▶ _Your goal_
Emit the data below verbatim, stripping out any pictures.
══ Data in this exercise ══
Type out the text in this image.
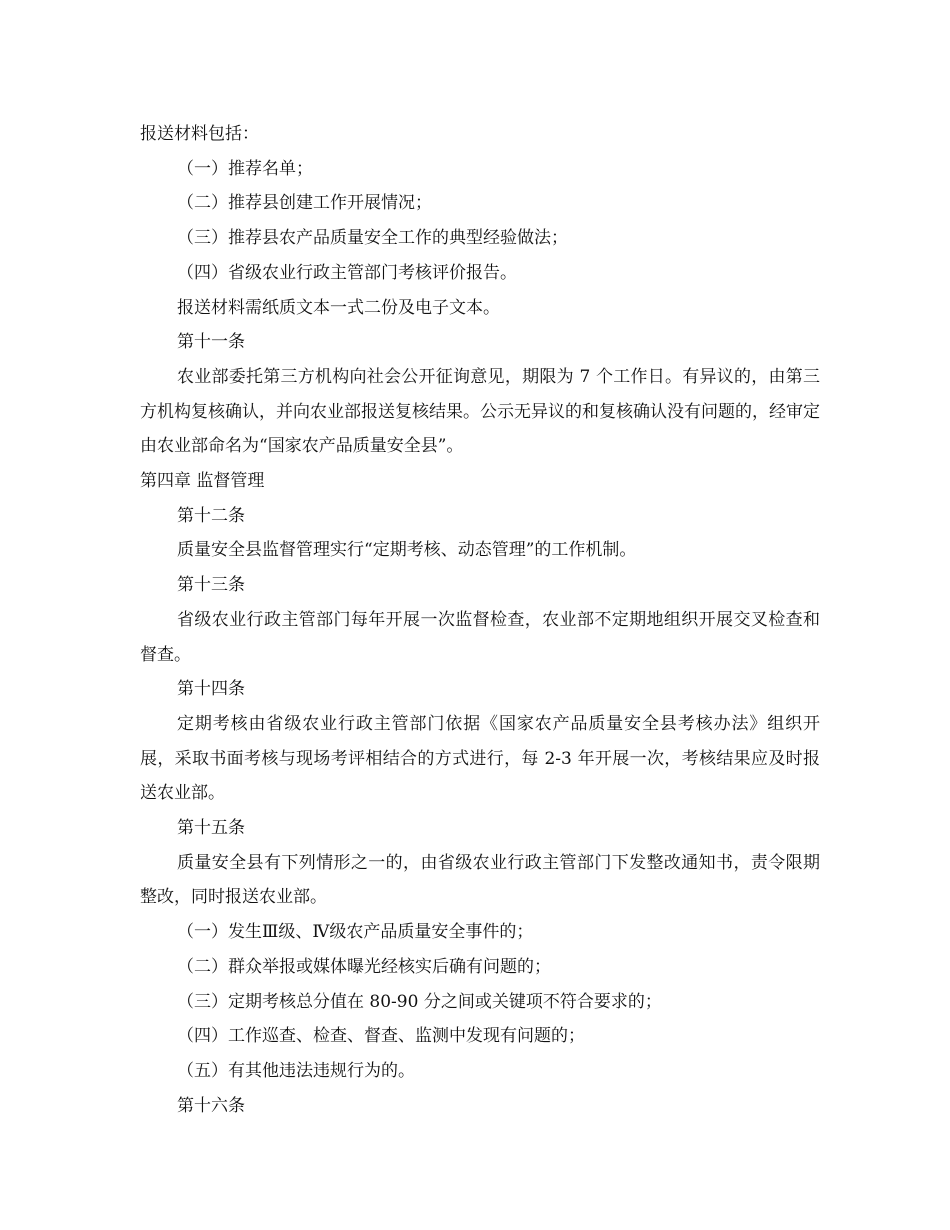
报送材料包括：

（一）推荐名单；

（二）推荐县创建工作开展情况；

（三）推荐县农产品质量安全工作的典型经验做法；

（四）省级农业行政主管部门考核评价报告。

报送材料需纸质文本一式二份及电子文本。

第十一条

农业部委托第三方机构向社会公开征询意见，期限为 7 个工作日。有异议的，由第三方机构复核确认，并向农业部报送复核结果。公示无异议的和复核确认没有问题的，经审定由农业部命名为“国家农产品质量安全县”。

第四章 监督管理

第十二条

质量安全县监督管理实行“定期考核、动态管理”的工作机制。

第十三条

省级农业行政主管部门每年开展一次监督检查，农业部不定期地组织开展交叉检查和督查。

第十四条

定期考核由省级农业行政主管部门依据《国家农产品质量安全县考核办法》组织开展，采取书面考核与现场考评相结合的方式进行，每 2-3 年开展一次，考核结果应及时报送农业部。

第十五条

质量安全县有下列情形之一的，由省级农业行政主管部门下发整改通知书，责令限期整改，同时报送农业部。

（一）发生Ⅲ级、Ⅳ级农产品质量安全事件的；

（二）群众举报或媒体曝光经核实后确有问题的；

（三）定期考核总分值在 80-90 分之间或关键项不符合要求的；

（四）工作巡查、检查、督查、监测中发现有问题的；

（五）有其他违法违规行为的。

第十六条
═══
▶ _Exercise solution_
Type out the text in this image.
报送材料包括：

（一）推荐名单；

（二）推荐县创建工作开展情况；

（三）推荐县农产品质量安全工作的典型经验做法；

（四）省级农业行政主管部门考核评价报告。

报送材料需纸质文本一式二份及电子文本。

第十一条

农业部委托第三方机构向社会公开征询意见，期限为 7 个工作日。有异议的，由第三方机构复核确认，并向农业部报送复核结果。公示无异议的和复核确认没有问题的，经审定由农业部命名为“国家农产品质量安全县”。

第四章 监督管理

第十二条

质量安全县监督管理实行“定期考核、动态管理”的工作机制。

第十三条

省级农业行政主管部门每年开展一次监督检查，农业部不定期地组织开展交叉检查和督查。

第十四条

定期考核由省级农业行政主管部门依据《国家农产品质量安全县考核办法》组织开展，采取书面考核与现场考评相结合的方式进行，每 2-3 年开展一次，考核结果应及时报送农业部。

第十五条

质量安全县有下列情形之一的，由省级农业行政主管部门下发整改通知书，责令限期整改，同时报送农业部。

（一）发生Ⅲ级、Ⅳ级农产品质量安全事件的；

（二）群众举报或媒体曝光经核实后确有问题的；

（三）定期考核总分值在 80-90 分之间或关键项不符合要求的；

（四）工作巡查、检查、督查、监测中发现有问题的；

（五）有其他违法违规行为的。

第十六条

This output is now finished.